Source text:
__________
Typical Scenario: You lease your rental home to a tenant on a one-year lease. After six months, the tenant starts to fall behind his his rent. Promises are made and more excuses are given. Sufficiently frustrated, you decide to start the eviction process.

This post is about the first, and most critical, step in the eviction process. The Landlord’s Five Day Notice.

Legal Requirements

Eviction trials generally involve two issues: 1) possession; and 2) rent. Before you can file a lawsuit, called a forcible entry and detainer, you must serve notice on the tenant. The form and substance of the notice is very important to vesting the court with jurisdiction. In order to recover possession and rent, the landlord must serve notice – commonly referred to as a Landlord’s Five Day Notice. (735 ILCS 5/9-201)

The notice should be personally served on the tenant after rent is due and unpaid. (735 ILCS 5/9-211)  If the tenant is not home, the notice may be left with a person, thirteen years or older, who resides at the property. (735 ILCS 5/9-211) The notice should include the name(s) of the tenant(s), the full property address, the amount of rent due and owing, and the following statement:

Only FULL PAYMENT of the rent demanded in this notice will waive the landlord’s right to terminate the lease under this notice, unless the landlord agrees in writing to continue the lease in exchange for receiving partial payment. (735 ILCS 5/9-209)
__________
Working data:

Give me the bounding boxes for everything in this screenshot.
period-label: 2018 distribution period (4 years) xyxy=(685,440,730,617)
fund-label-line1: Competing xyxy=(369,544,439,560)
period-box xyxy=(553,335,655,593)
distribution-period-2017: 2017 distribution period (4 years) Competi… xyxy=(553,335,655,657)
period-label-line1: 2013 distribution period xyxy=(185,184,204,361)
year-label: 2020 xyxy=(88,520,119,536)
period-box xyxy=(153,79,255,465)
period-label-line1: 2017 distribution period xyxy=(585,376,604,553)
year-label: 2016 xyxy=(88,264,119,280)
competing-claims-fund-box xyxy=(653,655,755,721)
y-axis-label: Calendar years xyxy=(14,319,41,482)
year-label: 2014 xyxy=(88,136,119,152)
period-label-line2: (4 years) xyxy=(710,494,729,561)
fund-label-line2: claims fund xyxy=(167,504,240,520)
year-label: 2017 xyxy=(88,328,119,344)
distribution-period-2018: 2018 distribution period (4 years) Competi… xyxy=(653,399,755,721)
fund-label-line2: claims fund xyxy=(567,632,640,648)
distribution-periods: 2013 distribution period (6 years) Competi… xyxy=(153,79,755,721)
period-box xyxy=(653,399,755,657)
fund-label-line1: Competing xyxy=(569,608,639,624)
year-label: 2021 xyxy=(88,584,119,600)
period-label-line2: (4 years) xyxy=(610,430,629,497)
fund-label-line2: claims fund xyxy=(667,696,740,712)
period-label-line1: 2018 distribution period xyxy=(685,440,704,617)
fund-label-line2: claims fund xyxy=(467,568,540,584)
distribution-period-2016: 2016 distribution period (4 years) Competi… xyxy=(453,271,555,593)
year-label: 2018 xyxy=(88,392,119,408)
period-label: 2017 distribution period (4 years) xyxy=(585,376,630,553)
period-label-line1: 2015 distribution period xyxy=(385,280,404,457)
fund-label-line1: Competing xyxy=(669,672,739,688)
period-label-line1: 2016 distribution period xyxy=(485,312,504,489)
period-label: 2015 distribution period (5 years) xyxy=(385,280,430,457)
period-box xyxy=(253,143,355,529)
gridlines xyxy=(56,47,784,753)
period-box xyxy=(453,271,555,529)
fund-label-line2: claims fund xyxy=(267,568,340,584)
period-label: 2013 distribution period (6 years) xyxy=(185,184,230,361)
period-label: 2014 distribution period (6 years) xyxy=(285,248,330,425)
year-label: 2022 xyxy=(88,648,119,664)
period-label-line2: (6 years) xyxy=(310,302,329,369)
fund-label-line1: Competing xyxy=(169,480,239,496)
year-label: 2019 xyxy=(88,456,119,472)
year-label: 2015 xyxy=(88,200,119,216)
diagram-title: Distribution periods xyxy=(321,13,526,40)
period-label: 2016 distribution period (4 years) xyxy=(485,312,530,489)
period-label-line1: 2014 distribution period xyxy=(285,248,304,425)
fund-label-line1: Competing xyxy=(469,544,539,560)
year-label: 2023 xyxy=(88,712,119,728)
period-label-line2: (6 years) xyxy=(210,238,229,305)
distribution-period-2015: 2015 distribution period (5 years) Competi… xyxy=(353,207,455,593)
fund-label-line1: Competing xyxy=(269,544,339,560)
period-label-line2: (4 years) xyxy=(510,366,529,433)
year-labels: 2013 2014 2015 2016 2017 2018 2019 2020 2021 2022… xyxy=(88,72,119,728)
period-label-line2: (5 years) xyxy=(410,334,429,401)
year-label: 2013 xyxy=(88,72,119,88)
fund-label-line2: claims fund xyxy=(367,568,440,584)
__________
What you will do:
(a) Output the stretch of the eviction notice text from "Typical Scenario: You" through "(735 ILCS 5/9-201)", copied word for word.
(b) Return the stretch of the records from their first line through the line containing "fund-label-line1: Competing xyxy=(669,672,739,688)", with both of those lines included and each line reproduced unchanged.

Answers per task:
(a)
Typical Scenario: You lease your rental home to a tenant on a one-year lease. After six months, the tenant starts to fall behind his his rent. Promises are made and more excuses are given. Sufficiently frustrated, you decide to start the eviction process.

This post is about the first, and most critical, step in the eviction process. The Landlord’s Five Day Notice.

Legal Requirements

Eviction trials generally involve two issues: 1) possession; and 2) rent. Before you can file a lawsuit, called a forcible entry and detainer, you must serve notice on the tenant. The form and substance of the notice is very important to vesting the court with jurisdiction. In order to recover possession and rent, the landlord must serve notice – commonly referred to as a Landlord’s Five Day Notice. (735 ILCS 5/9-201)

(b)
Give me the bounding boxes for everything in this screenshot.
period-label: 2018 distribution period (4 years) xyxy=(685,440,730,617)
fund-label-line1: Competing xyxy=(369,544,439,560)
period-box xyxy=(553,335,655,593)
distribution-period-2017: 2017 distribution period (4 years) Competi… xyxy=(553,335,655,657)
period-label-line1: 2013 distribution period xyxy=(185,184,204,361)
year-label: 2020 xyxy=(88,520,119,536)
period-box xyxy=(153,79,255,465)
period-label-line1: 2017 distribution period xyxy=(585,376,604,553)
year-label: 2016 xyxy=(88,264,119,280)
competing-claims-fund-box xyxy=(653,655,755,721)
y-axis-label: Calendar years xyxy=(14,319,41,482)
year-label: 2014 xyxy=(88,136,119,152)
period-label-line2: (4 years) xyxy=(710,494,729,561)
fund-label-line2: claims fund xyxy=(167,504,240,520)
year-label: 2017 xyxy=(88,328,119,344)
distribution-period-2018: 2018 distribution period (4 years) Competi… xyxy=(653,399,755,721)
fund-label-line2: claims fund xyxy=(567,632,640,648)
distribution-periods: 2013 distribution period (6 years) Competi… xyxy=(153,79,755,721)
period-box xyxy=(653,399,755,657)
fund-label-line1: Competing xyxy=(569,608,639,624)
year-label: 2021 xyxy=(88,584,119,600)
period-label-line2: (4 years) xyxy=(610,430,629,497)
fund-label-line2: claims fund xyxy=(667,696,740,712)
period-label-line1: 2018 distribution period xyxy=(685,440,704,617)
fund-label-line2: claims fund xyxy=(467,568,540,584)
distribution-period-2016: 2016 distribution period (4 years) Competi… xyxy=(453,271,555,593)
year-label: 2018 xyxy=(88,392,119,408)
period-label: 2017 distribution period (4 years) xyxy=(585,376,630,553)
period-label-line1: 2015 distribution period xyxy=(385,280,404,457)
fund-label-line1: Competing xyxy=(669,672,739,688)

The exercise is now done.